» **Given instruction**: Reproduce every entry that follows word for word, but omit the images.

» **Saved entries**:
_ _ _ _

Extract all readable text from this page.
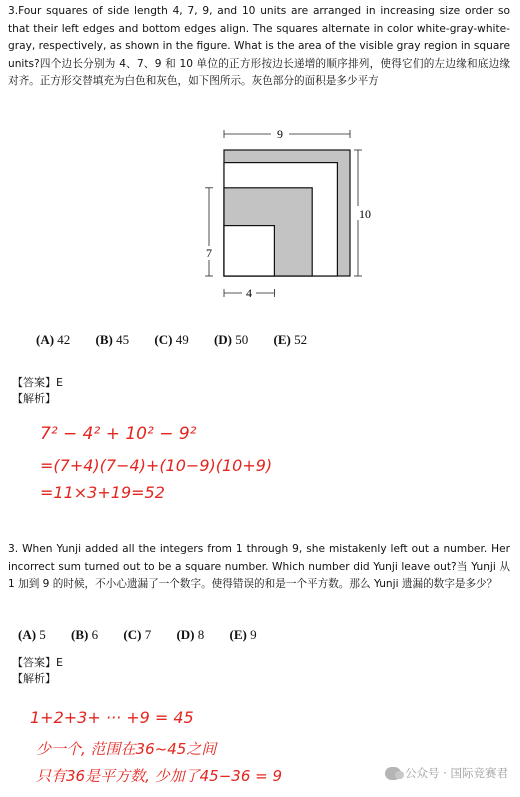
3.Four squares of side length 4, 7, 9, and 10 units are arranged in increasing size order so that their left edges and bottom edges align. The squares alternate in color white-gray-white-gray, respectively, as shown in the figure. What is the area of the visible gray region in square units?四个边长分别为 4、7、9 和 10 单位的正方形按边长递增的顺序排列，使得它们的左边缘和底边缘对齐。正方形交替填充为白色和灰色，如下图所示。灰色部分的面积是多少平方
9
10
7
4
(A) 42 (B) 45 (C) 49 (D) 50 (E) 52
【答案】E
【解析】
7² − 4² + 10² − 9²
=(7+4)(7−4)+(10−9)(10+9)
=11×3+19=52
3. When Yunji added all the integers from 1 through 9, she mistakenly left out a number. Her incorrect sum turned out to be a square number. Which number did Yunji leave out?当 Yunji 从 1 加到 9 的时候，不小心遗漏了一个数字。使得错误的和是一个平方数。那么 Yunji 遗漏的数字是多少？
(A) 5 (B) 6 (C) 7 (D) 8 (E) 9
【答案】E
【解析】
1+2+3+ ··· +9 = 45
少一个, 范围在36~45之间
只有36是平方数, 少加了45−36 = 9	公众号 · 国际竞赛君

_ _ _ _

» **Response**:
Extract all readable text from this page.
3.Four squares of side length 4, 7, 9, and 10 units are arranged in increasing size order so that their left edges and bottom edges align. The squares alternate in color white-gray-white-gray, respectively, as shown in the figure. What is the area of the visible gray region in square units?四个边长分别为 4、7、9 和 10 单位的正方形按边长递增的顺序排列，使得它们的左边缘和底边缘对齐。正方形交替填充为白色和灰色，如下图所示。灰色部分的面积是多少平方
9
10
7
4
(A) 42 (B) 45 (C) 49 (D) 50 (E) 52
【答案】E
【解析】
7² − 4² + 10² − 9²
=(7+4)(7−4)+(10−9)(10+9)
=11×3+19=52
3. When Yunji added all the integers from 1 through 9, she mistakenly left out a number. Her incorrect sum turned out to be a square number. Which number did Yunji leave out?当 Yunji 从 1 加到 9 的时候，不小心遗漏了一个数字。使得错误的和是一个平方数。那么 Yunji 遗漏的数字是多少？
(A) 5 (B) 6 (C) 7 (D) 8 (E) 9
【答案】E
【解析】
1+2+3+ ··· +9 = 45
少一个, 范围在36~45之间
只有36是平方数, 少加了45−36 = 9	公众号 · 国际竞赛君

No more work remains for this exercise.